INSTRUCTION:
Where a line contains the string "this", copy that line.

DATA EXCERPTS:
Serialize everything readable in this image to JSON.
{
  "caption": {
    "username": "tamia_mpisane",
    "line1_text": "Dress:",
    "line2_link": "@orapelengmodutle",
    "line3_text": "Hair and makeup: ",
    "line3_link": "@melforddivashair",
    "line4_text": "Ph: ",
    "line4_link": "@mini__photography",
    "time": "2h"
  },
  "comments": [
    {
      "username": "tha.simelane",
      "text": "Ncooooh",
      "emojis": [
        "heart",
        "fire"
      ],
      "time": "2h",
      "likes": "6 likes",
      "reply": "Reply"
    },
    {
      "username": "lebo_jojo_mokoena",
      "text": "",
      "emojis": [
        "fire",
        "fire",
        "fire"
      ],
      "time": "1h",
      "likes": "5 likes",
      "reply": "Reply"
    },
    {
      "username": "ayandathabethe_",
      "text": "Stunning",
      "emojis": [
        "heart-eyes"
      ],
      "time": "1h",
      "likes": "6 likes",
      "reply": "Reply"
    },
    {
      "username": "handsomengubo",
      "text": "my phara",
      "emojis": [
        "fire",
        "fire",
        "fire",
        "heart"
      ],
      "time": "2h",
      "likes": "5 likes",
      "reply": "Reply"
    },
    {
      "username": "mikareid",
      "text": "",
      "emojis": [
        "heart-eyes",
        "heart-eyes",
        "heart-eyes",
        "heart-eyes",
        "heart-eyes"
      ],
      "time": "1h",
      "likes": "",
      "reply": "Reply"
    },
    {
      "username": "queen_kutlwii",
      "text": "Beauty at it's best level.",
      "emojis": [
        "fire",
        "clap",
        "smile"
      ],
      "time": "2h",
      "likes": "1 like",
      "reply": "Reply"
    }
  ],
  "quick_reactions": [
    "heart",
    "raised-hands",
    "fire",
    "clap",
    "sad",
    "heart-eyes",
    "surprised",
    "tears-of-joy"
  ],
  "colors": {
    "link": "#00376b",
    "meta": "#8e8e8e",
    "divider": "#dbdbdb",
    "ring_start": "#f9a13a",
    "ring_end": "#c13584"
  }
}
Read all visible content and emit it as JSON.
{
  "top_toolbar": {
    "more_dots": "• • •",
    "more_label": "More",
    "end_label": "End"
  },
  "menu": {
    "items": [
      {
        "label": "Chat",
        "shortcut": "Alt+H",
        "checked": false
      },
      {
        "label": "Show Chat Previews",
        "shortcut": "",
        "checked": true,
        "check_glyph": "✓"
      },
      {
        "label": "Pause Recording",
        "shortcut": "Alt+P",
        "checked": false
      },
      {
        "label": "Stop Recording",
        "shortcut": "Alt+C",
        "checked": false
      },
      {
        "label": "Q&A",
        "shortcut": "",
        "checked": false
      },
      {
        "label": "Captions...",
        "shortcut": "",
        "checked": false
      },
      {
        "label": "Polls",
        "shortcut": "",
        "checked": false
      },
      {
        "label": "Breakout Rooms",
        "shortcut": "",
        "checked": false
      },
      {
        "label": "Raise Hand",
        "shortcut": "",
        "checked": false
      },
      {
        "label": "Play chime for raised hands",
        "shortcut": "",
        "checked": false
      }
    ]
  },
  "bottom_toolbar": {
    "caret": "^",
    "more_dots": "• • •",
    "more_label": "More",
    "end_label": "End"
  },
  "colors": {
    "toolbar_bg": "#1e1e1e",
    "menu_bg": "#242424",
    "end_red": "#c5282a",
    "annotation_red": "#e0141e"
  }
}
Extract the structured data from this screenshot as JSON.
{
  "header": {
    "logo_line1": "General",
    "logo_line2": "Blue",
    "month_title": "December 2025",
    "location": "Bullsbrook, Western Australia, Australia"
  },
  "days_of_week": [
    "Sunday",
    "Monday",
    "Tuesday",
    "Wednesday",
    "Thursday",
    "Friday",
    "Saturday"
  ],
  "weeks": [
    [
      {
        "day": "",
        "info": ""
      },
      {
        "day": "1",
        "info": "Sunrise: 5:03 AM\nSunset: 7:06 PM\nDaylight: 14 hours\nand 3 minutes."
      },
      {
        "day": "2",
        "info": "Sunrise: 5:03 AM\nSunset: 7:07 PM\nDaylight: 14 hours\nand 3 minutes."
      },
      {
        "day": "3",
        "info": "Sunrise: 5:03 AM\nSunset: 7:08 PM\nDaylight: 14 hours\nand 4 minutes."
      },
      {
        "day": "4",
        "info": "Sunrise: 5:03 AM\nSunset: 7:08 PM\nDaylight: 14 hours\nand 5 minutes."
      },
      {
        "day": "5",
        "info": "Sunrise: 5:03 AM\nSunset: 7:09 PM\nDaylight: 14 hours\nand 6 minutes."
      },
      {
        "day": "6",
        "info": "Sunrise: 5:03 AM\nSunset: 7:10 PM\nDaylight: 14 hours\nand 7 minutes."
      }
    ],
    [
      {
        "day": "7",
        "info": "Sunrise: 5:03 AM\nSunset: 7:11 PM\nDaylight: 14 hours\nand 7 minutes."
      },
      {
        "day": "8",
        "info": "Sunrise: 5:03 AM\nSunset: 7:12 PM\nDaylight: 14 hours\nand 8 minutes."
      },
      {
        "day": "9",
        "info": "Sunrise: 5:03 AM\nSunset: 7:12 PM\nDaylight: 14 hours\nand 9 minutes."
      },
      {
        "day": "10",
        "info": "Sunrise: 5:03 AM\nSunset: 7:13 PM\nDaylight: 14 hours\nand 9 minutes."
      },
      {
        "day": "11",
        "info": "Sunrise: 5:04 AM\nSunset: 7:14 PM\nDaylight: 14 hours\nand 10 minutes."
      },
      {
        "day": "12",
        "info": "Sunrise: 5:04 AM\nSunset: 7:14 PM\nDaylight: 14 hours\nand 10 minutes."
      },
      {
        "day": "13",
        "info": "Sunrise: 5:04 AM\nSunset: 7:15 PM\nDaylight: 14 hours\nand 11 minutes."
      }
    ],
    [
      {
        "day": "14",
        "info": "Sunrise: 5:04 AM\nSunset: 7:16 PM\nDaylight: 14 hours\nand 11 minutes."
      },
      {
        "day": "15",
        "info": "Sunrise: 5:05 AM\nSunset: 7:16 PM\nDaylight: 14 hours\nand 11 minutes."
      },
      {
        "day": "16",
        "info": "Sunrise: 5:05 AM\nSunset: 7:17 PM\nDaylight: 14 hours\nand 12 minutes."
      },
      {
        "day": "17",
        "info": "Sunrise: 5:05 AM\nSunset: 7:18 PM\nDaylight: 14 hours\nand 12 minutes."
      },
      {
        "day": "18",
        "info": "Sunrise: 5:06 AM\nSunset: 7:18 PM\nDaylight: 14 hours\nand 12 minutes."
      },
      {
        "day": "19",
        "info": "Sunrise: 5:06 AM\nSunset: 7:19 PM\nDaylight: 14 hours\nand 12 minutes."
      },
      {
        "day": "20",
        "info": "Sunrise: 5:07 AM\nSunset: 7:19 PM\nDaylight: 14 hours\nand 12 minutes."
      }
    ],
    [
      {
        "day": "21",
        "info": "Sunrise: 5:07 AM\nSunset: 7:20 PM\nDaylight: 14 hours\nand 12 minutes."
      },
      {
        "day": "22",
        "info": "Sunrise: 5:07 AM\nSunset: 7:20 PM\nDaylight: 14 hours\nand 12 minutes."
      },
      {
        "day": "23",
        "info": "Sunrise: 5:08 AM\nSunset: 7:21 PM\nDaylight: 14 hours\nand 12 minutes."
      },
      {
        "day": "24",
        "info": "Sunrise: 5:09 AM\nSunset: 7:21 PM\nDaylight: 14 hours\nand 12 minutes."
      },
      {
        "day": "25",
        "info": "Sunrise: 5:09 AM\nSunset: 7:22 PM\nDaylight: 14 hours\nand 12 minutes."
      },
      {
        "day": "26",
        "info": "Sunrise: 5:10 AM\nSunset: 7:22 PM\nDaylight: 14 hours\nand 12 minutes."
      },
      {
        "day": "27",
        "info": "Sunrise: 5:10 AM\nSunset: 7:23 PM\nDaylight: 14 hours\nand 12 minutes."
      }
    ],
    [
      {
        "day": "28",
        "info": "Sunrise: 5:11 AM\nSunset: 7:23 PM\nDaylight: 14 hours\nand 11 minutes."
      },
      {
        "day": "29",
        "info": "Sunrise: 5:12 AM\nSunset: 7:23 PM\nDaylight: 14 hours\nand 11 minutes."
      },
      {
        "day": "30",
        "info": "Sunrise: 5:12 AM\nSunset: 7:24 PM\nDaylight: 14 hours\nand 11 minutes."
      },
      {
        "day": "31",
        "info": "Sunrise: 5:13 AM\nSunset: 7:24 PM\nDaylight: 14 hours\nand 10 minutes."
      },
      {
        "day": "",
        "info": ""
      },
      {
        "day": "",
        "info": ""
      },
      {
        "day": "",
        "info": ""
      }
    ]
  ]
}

SOLUTION BELOW:
Serialize everything readable in this image to JSON.
Extract the structured data from this screenshot as JSON.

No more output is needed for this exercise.